▶ What the exercise asks:
Give the material again in full, matching it exactly.

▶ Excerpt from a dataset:
────────────────────

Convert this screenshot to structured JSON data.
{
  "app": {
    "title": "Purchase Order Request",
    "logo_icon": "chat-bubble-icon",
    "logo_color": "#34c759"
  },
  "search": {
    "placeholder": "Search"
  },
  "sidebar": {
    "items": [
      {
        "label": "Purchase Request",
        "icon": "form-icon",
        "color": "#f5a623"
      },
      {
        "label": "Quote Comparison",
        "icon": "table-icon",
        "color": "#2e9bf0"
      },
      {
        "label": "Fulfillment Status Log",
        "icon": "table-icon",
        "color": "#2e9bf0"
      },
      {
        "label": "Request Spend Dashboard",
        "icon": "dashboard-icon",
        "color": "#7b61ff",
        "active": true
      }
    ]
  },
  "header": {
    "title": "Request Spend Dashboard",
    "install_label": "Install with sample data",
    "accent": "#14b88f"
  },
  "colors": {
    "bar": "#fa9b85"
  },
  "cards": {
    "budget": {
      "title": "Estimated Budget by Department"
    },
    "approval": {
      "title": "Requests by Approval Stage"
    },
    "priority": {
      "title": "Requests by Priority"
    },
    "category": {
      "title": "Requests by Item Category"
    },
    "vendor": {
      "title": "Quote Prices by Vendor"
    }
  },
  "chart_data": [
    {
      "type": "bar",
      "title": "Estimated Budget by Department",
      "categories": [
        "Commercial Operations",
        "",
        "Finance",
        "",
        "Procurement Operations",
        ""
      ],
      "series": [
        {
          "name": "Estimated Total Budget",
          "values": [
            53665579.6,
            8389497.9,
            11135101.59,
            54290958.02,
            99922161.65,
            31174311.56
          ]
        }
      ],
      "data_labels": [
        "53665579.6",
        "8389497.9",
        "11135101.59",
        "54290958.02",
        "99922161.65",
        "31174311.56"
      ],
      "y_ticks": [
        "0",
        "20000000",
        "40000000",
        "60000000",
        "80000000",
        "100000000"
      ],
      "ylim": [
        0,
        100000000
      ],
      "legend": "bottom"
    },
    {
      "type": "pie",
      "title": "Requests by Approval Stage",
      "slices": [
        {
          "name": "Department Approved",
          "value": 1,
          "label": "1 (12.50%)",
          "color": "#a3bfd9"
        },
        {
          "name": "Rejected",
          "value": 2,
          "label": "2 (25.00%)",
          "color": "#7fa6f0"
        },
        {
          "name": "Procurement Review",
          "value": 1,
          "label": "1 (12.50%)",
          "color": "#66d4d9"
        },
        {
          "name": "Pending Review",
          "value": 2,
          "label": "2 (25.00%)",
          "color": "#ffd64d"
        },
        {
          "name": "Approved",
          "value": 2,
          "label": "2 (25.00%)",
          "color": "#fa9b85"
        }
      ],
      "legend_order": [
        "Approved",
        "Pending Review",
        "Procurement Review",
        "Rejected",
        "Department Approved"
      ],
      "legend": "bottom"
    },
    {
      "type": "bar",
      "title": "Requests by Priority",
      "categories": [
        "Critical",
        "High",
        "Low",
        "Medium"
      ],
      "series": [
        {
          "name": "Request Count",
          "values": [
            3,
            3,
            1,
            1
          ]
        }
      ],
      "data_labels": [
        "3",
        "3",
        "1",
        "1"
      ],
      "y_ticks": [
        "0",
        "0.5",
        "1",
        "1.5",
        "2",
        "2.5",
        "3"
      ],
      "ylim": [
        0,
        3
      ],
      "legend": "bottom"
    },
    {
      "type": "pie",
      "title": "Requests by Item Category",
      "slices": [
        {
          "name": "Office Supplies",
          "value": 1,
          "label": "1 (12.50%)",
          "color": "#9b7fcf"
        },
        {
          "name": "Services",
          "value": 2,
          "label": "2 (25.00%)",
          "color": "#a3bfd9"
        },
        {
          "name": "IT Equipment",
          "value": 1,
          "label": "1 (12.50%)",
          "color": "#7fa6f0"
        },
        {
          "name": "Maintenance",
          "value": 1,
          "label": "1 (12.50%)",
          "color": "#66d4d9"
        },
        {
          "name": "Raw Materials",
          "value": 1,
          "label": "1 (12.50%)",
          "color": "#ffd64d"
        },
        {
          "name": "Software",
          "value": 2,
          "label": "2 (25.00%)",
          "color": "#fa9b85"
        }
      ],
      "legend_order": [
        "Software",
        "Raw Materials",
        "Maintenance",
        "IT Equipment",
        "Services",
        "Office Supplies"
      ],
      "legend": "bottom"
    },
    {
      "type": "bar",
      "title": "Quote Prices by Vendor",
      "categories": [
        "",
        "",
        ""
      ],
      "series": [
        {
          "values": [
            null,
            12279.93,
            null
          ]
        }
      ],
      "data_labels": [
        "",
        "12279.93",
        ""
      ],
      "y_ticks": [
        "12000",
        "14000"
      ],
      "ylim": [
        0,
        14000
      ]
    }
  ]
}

────────────────────

▶ Output for this task:
Convert this screenshot to structured JSON data.
{
  "app": {
    "title": "Purchase Order Request",
    "logo_icon": "chat-bubble-icon",
    "logo_color": "#34c759"
  },
  "search": {
    "placeholder": "Search"
  },
  "sidebar": {
    "items": [
      {
        "label": "Purchase Request",
        "icon": "form-icon",
        "color": "#f5a623"
      },
      {
        "label": "Quote Comparison",
        "icon": "table-icon",
        "color": "#2e9bf0"
      },
      {
        "label": "Fulfillment Status Log",
        "icon": "table-icon",
        "color": "#2e9bf0"
      },
      {
        "label": "Request Spend Dashboard",
        "icon": "dashboard-icon",
        "color": "#7b61ff",
        "active": true
      }
    ]
  },
  "header": {
    "title": "Request Spend Dashboard",
    "install_label": "Install with sample data",
    "accent": "#14b88f"
  },
  "colors": {
    "bar": "#fa9b85"
  },
  "cards": {
    "budget": {
      "title": "Estimated Budget by Department"
    },
    "approval": {
      "title": "Requests by Approval Stage"
    },
    "priority": {
      "title": "Requests by Priority"
    },
    "category": {
      "title": "Requests by Item Category"
    },
    "vendor": {
      "title": "Quote Prices by Vendor"
    }
  },
  "chart_data": [
    {
      "type": "bar",
      "title": "Estimated Budget by Department",
      "categories": [
        "Commercial Operations",
        "",
        "Finance",
        "",
        "Procurement Operations",
        ""
      ],
      "series": [
        {
          "name": "Estimated Total Budget",
          "values": [
            53665579.6,
            8389497.9,
            11135101.59,
            54290958.02,
            99922161.65,
            31174311.56
          ]
        }
      ],
      "data_labels": [
        "53665579.6",
        "8389497.9",
        "11135101.59",
        "54290958.02",
        "99922161.65",
        "31174311.56"
      ],
      "y_ticks": [
        "0",
        "20000000",
        "40000000",
        "60000000",
        "80000000",
        "100000000"
      ],
      "ylim": [
        0,
        100000000
      ],
      "legend": "bottom"
    },
    {
      "type": "pie",
      "title": "Requests by Approval Stage",
      "slices": [
        {
          "name": "Department Approved",
          "value": 1,
          "label": "1 (12.50%)",
          "color": "#a3bfd9"
        },
        {
          "name": "Rejected",
          "value": 2,
          "label": "2 (25.00%)",
          "color": "#7fa6f0"
        },
        {
          "name": "Procurement Review",
          "value": 1,
          "label": "1 (12.50%)",
          "color": "#66d4d9"
        },
        {
          "name": "Pending Review",
          "value": 2,
          "label": "2 (25.00%)",
          "color": "#ffd64d"
        },
        {
          "name": "Approved",
          "value": 2,
          "label": "2 (25.00%)",
          "color": "#fa9b85"
        }
      ],
      "legend_order": [
        "Approved",
        "Pending Review",
        "Procurement Review",
        "Rejected",
        "Department Approved"
      ],
      "legend": "bottom"
    },
    {
      "type": "bar",
      "title": "Requests by Priority",
      "categories": [
        "Critical",
        "High",
        "Low",
        "Medium"
      ],
      "series": [
        {
          "name": "Request Count",
          "values": [
            3,
            3,
            1,
            1
          ]
        }
      ],
      "data_labels": [
        "3",
        "3",
        "1",
        "1"
      ],
      "y_ticks": [
        "0",
        "0.5",
        "1",
        "1.5",
        "2",
        "2.5",
        "3"
      ],
      "ylim": [
        0,
        3
      ],
      "legend": "bottom"
    },
    {
      "type": "pie",
      "title": "Requests by Item Category",
      "slices": [
        {
          "name": "Office Supplies",
          "value": 1,
          "label": "1 (12.50%)",
          "color": "#9b7fcf"
        },
        {
          "name": "Services",
          "value": 2,
          "label": "2 (25.00%)",
          "color": "#a3bfd9"
        },
        {
          "name": "IT Equipment",
          "value": 1,
          "label": "1 (12.50%)",
          "color": "#7fa6f0"
        },
        {
          "name": "Maintenance",
          "value": 1,
          "label": "1 (12.50%)",
          "color": "#66d4d9"
        },
        {
          "name": "Raw Materials",
          "value": 1,
          "label": "1 (12.50%)",
          "color": "#ffd64d"
        },
        {
          "name": "Software",
          "value": 2,
          "label": "2 (25.00%)",
          "color": "#fa9b85"
        }
      ],
      "legend_order": [
        "Software",
        "Raw Materials",
        "Maintenance",
        "IT Equipment",
        "Services",
        "Office Supplies"
      ],
      "legend": "bottom"
    },
    {
      "type": "bar",
      "title": "Quote Prices by Vendor",
      "categories": [
        "",
        "",
        ""
      ],
      "series": [
        {
          "values": [
            null,
            12279.93,
            null
          ]
        }
      ],
      "data_labels": [
        "",
        "12279.93",
        ""
      ],
      "y_ticks": [
        "12000",
        "14000"
      ],
      "ylim": [
        0,
        14000
      ]
    }
  ]
}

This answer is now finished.